▶ [Exercise directions]: Return each line that holds the word "简支梁缺口冲击强度".

▶ [Record extracts]:
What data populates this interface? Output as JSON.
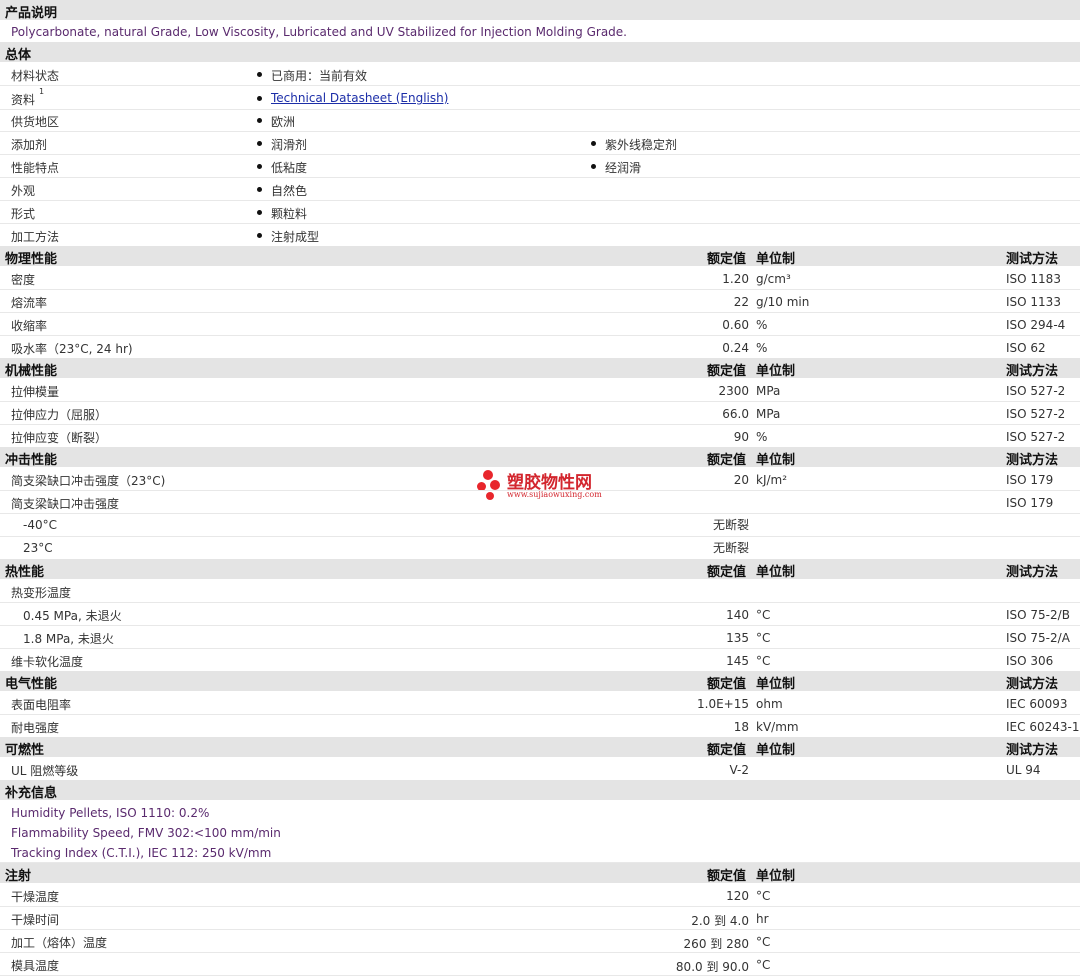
{
  "product": {
    "heading": "产品说明",
    "description": "Polycarbonate, natural Grade, Low Viscosity, Lubricated and UV Stabilized for Injection Molding Grade."
  },
  "general": {
    "heading": "总体",
    "rows": [
      {
        "label": "材料状态",
        "values": [
          "已商用：当前有效"
        ]
      },
      {
        "label": "资料",
        "sup": "1",
        "link": "Technical Datasheet (English)"
      },
      {
        "label": "供货地区",
        "values": [
          "欧洲"
        ]
      },
      {
        "label": "添加剂",
        "values": [
          "润滑剂",
          "紫外线稳定剂"
        ]
      },
      {
        "label": "性能特点",
        "values": [
          "低粘度",
          "经润滑"
        ]
      },
      {
        "label": "外观",
        "values": [
          "自然色"
        ]
      },
      {
        "label": "形式",
        "values": [
          "颗粒料"
        ]
      },
      {
        "label": "加工方法",
        "values": [
          "注射成型"
        ]
      }
    ]
  },
  "cols": {
    "value": "额定值",
    "unit": "单位制",
    "method": "测试方法"
  },
  "physical": {
    "heading": "物理性能",
    "rows": [
      {
        "label": "密度",
        "value": "1.20",
        "unit": "g/cm³",
        "method": "ISO 1183"
      },
      {
        "label": "熔流率",
        "value": "22",
        "unit": "g/10 min",
        "method": "ISO 1133"
      },
      {
        "label": "收缩率",
        "value": "0.60",
        "unit": "%",
        "method": "ISO 294-4"
      },
      {
        "label": "吸水率（23°C, 24 hr)",
        "value": "0.24",
        "unit": "%",
        "method": "ISO 62"
      }
    ]
  },
  "mechanical": {
    "heading": "机械性能",
    "rows": [
      {
        "label": "拉伸模量",
        "value": "2300",
        "unit": "MPa",
        "method": "ISO 527-2"
      },
      {
        "label": "拉伸应力（屈服）",
        "value": "66.0",
        "unit": "MPa",
        "method": "ISO 527-2"
      },
      {
        "label": "拉伸应变（断裂）",
        "value": "90",
        "unit": "%",
        "method": "ISO 527-2"
      }
    ]
  },
  "impact": {
    "heading": "冲击性能",
    "rows": [
      {
        "label": "简支梁缺口冲击强度（23°C)",
        "value": "20",
        "unit": "kJ/m²",
        "method": "ISO 179"
      },
      {
        "label": "简支梁缺口冲击强度",
        "value": "",
        "unit": "",
        "method": "ISO 179"
      },
      {
        "label": "-40°C",
        "value": "无断裂",
        "unit": "",
        "method": ""
      },
      {
        "label": "23°C",
        "value": "无断裂",
        "unit": "",
        "method": ""
      }
    ]
  },
  "thermal": {
    "heading": "热性能",
    "rows": [
      {
        "label": "热变形温度",
        "value": "",
        "unit": "",
        "method": ""
      },
      {
        "label": "0.45 MPa, 未退火",
        "value": "140",
        "unit": "°C",
        "method": "ISO 75-2/B"
      },
      {
        "label": "1.8 MPa, 未退火",
        "value": "135",
        "unit": "°C",
        "method": "ISO 75-2/A"
      },
      {
        "label": "维卡软化温度",
        "value": "145",
        "unit": "°C",
        "method": "ISO 306"
      }
    ]
  },
  "electrical": {
    "heading": "电气性能",
    "rows": [
      {
        "label": "表面电阻率",
        "value": "1.0E+15",
        "unit": "ohm",
        "method": "IEC 60093"
      },
      {
        "label": "耐电强度",
        "value": "18",
        "unit": "kV/mm",
        "method": "IEC 60243-1"
      }
    ]
  },
  "flammability": {
    "heading": "可燃性",
    "rows": [
      {
        "label": "UL 阻燃等级",
        "value": "V-2",
        "unit": "",
        "method": "UL 94"
      }
    ]
  },
  "supplement": {
    "heading": "补充信息",
    "lines": [
      "Humidity Pellets, ISO 1110: 0.2%",
      "Flammability Speed, FMV 302:<100 mm/min",
      "Tracking Index (C.T.I.), IEC 112: 250 kV/mm"
    ]
  },
  "injection": {
    "heading": "注射",
    "rows": [
      {
        "label": "干燥温度",
        "value": "120",
        "unit": "°C"
      },
      {
        "label": "干燥时间",
        "value": "2.0 到  4.0",
        "unit": "hr"
      },
      {
        "label": "加工（熔体）温度",
        "value": "260 到  280",
        "unit": "°C"
      },
      {
        "label": "模具温度",
        "value": "80.0 到  90.0",
        "unit": "°C"
      }
    ]
  },
  "watermark": {
    "name": "塑胶物性网",
    "url": "www.sujiaowuxing.com"
  }
}
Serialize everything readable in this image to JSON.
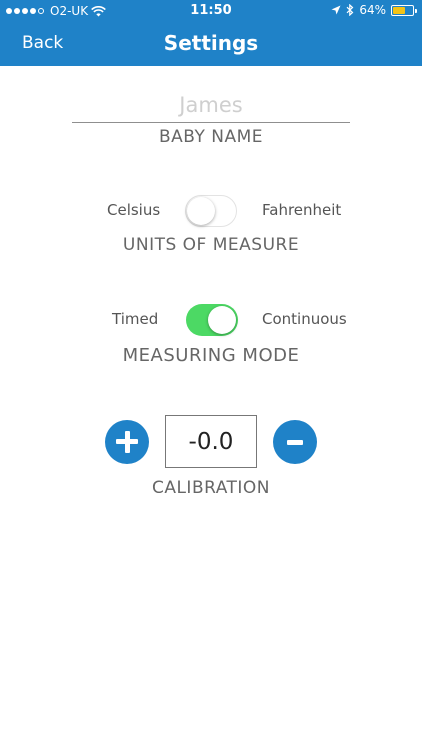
{
  "status_bar": {
    "carrier": "O2-UK",
    "time": "11:50",
    "battery": "64%",
    "battery_level": 0.64,
    "signal_bars_filled": 4,
    "signal_bars_total": 5
  },
  "nav": {
    "back_label": "Back",
    "title": "Settings"
  },
  "baby_name": {
    "placeholder": "James",
    "label": "BABY NAME"
  },
  "units": {
    "left_option": "Celsius",
    "right_option": "Fahrenheit",
    "state": "Celsius",
    "label": "UNITS OF MEASURE"
  },
  "mode": {
    "left_option": "Timed",
    "right_option": "Continuous",
    "state": "Continuous",
    "label": "MEASURING MODE"
  },
  "calibration": {
    "value": "-0.0",
    "label": "CALIBRATION"
  },
  "colors": {
    "accent": "#1f82c8",
    "toggle_on": "#4cd964",
    "battery": "#f3c317"
  }
}
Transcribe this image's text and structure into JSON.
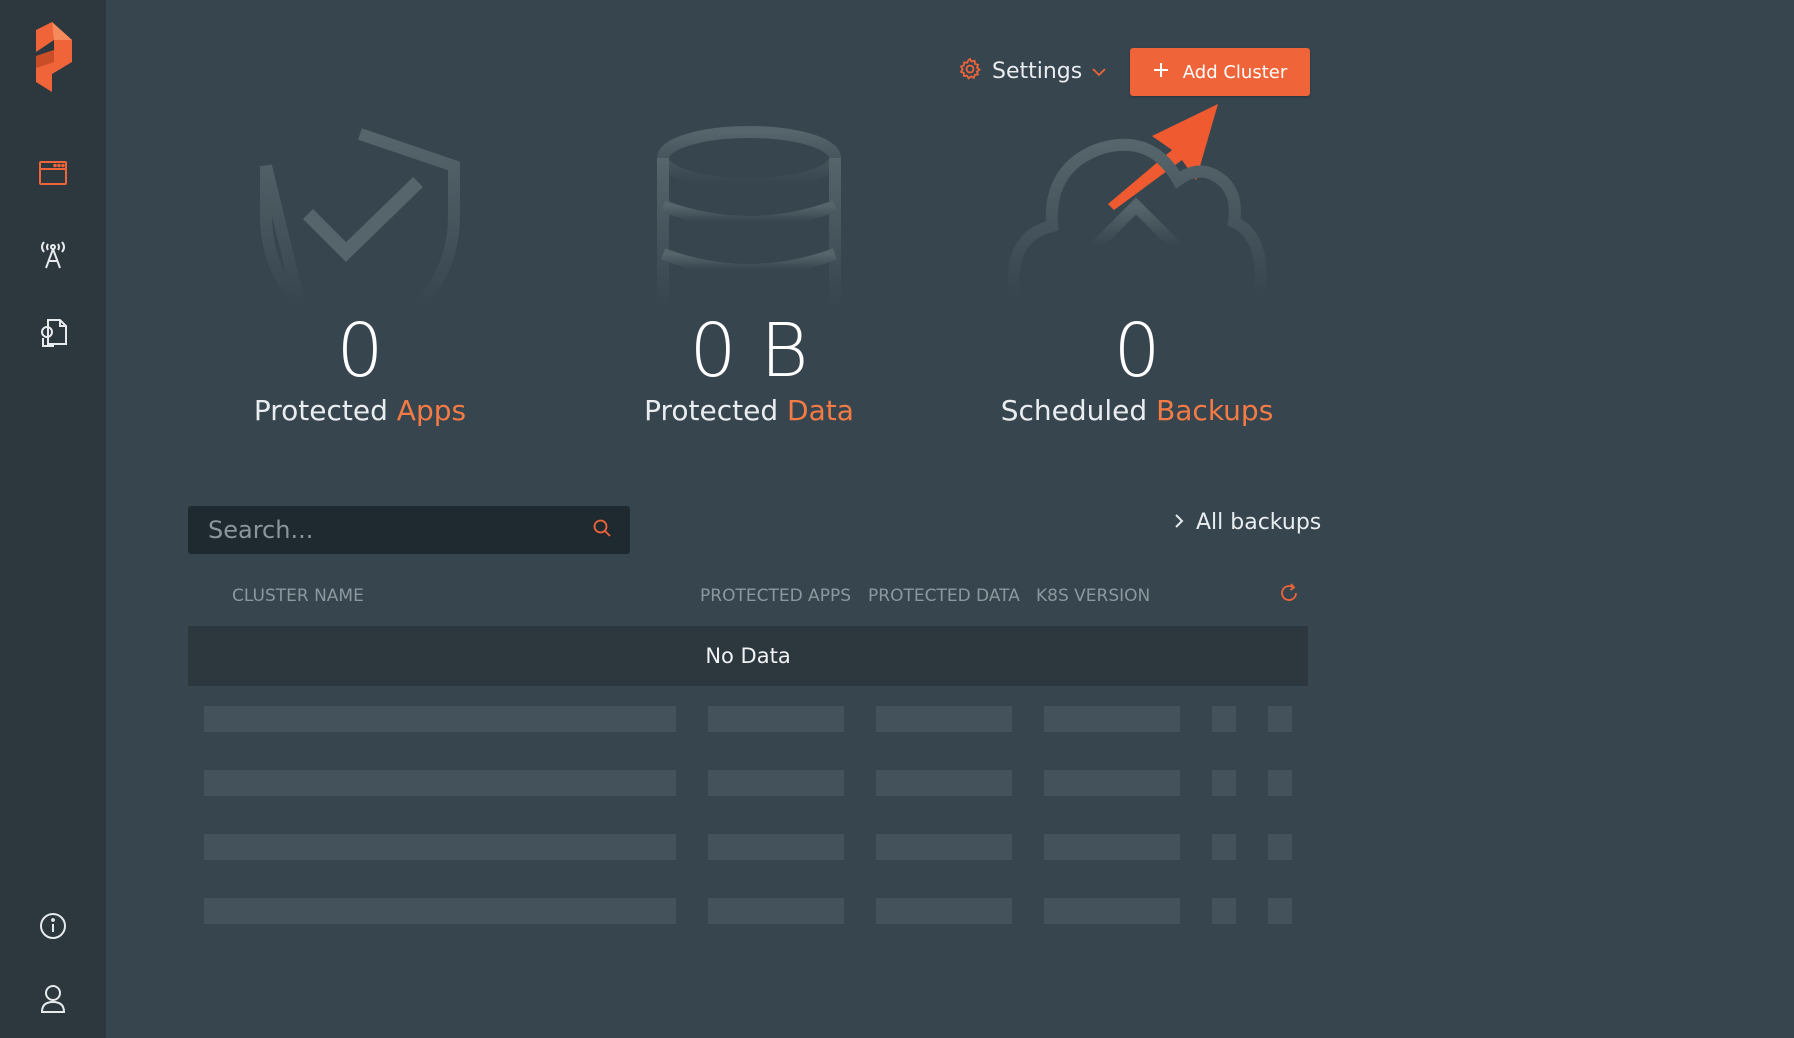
{
  "brand": {
    "accent": "#f0643a",
    "background": "#37454e",
    "sidebar": "#2c373e"
  },
  "sidebar": {
    "items": [
      {
        "icon": "portworx-logo"
      },
      {
        "icon": "applications-icon"
      },
      {
        "icon": "antenna-icon"
      },
      {
        "icon": "documents-icon"
      },
      {
        "icon": "info-icon"
      },
      {
        "icon": "user-icon"
      }
    ]
  },
  "header": {
    "settings_label": "Settings",
    "add_cluster_label": "Add Cluster"
  },
  "stats": [
    {
      "value": "0",
      "label_prefix": "Protected",
      "label_accent": "Apps",
      "icon": "shield-check-icon"
    },
    {
      "value": "0 B",
      "label_prefix": "Protected",
      "label_accent": "Data",
      "icon": "database-icon"
    },
    {
      "value": "0",
      "label_prefix": "Scheduled",
      "label_accent": "Backups",
      "icon": "cloud-upload-icon"
    }
  ],
  "search": {
    "placeholder": "Search..."
  },
  "all_backups_label": "All backups",
  "table": {
    "columns": [
      "CLUSTER NAME",
      "PROTECTED APPS",
      "PROTECTED DATA",
      "K8S VERSION"
    ],
    "empty_text": "No Data",
    "skeleton_rows": 4
  }
}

▶ [Finished exercise]:
        "label": "简支梁缺口冲击强度（23°C)",
        "label": "简支梁缺口冲击强度",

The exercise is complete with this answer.